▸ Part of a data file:
....
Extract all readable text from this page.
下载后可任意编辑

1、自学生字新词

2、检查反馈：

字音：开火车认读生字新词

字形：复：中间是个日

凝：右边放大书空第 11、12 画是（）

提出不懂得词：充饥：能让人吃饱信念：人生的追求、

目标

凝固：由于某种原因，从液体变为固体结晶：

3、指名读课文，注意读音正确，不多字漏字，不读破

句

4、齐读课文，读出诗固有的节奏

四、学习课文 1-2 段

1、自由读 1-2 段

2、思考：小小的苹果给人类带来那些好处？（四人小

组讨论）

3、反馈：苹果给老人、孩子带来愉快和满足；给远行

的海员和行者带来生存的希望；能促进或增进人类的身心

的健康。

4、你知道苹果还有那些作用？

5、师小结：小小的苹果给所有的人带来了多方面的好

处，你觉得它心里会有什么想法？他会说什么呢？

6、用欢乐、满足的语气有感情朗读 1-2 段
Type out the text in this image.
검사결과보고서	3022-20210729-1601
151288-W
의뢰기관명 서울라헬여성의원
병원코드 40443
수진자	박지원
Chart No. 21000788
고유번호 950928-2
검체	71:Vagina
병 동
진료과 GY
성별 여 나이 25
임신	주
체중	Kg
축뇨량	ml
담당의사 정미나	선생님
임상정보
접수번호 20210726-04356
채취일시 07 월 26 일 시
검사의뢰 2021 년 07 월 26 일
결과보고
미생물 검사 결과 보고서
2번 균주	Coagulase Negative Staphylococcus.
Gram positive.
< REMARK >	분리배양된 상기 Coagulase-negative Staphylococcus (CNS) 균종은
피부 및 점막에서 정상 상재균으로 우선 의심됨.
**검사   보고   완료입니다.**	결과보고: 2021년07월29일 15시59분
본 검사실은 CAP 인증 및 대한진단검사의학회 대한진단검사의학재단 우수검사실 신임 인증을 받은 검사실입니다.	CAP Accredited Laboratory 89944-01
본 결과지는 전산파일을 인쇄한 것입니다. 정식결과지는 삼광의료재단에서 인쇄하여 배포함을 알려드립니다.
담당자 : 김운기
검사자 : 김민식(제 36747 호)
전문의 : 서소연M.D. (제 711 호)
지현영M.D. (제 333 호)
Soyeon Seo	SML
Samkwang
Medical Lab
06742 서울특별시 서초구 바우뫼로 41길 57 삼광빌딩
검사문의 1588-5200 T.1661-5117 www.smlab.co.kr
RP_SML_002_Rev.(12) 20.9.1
....
Where a line above contains the word "Coagulase", copy that line.

2번 균주	Coagulase Negative Staphylococcus.
< REMARK >	분리배양된 상기 Coagulase-negative Staphylococcus (CNS) 균종은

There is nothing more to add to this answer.